Wherever a line in the data below holds "visits", copy that line.
┌──
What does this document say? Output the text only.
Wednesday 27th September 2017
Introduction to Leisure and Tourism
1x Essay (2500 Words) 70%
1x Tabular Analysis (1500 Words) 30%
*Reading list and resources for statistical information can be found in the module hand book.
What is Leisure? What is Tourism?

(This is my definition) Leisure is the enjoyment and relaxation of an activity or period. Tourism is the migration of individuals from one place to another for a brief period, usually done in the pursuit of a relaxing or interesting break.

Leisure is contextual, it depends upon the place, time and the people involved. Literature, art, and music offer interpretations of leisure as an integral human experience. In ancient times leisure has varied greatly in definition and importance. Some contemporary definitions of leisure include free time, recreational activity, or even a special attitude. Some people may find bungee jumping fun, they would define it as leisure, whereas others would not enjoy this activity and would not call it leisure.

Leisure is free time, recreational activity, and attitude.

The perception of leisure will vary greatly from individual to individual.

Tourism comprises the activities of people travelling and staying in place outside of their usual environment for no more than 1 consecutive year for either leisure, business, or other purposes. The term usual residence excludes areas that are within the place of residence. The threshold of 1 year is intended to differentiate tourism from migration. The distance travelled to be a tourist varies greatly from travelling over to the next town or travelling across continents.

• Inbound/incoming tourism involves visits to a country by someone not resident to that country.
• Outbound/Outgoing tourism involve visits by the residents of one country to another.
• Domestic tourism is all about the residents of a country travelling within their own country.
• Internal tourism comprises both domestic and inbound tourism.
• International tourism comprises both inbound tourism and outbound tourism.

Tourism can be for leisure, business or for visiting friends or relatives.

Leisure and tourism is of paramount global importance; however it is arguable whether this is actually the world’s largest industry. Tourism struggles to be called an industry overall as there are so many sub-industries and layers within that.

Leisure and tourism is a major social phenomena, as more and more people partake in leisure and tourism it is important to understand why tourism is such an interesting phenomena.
└──
* Exercise answer *
• Inbound/incoming tourism involves visits to a country by someone not resident to that country.
• Outbound/Outgoing tourism involve visits by the residents of one country to another.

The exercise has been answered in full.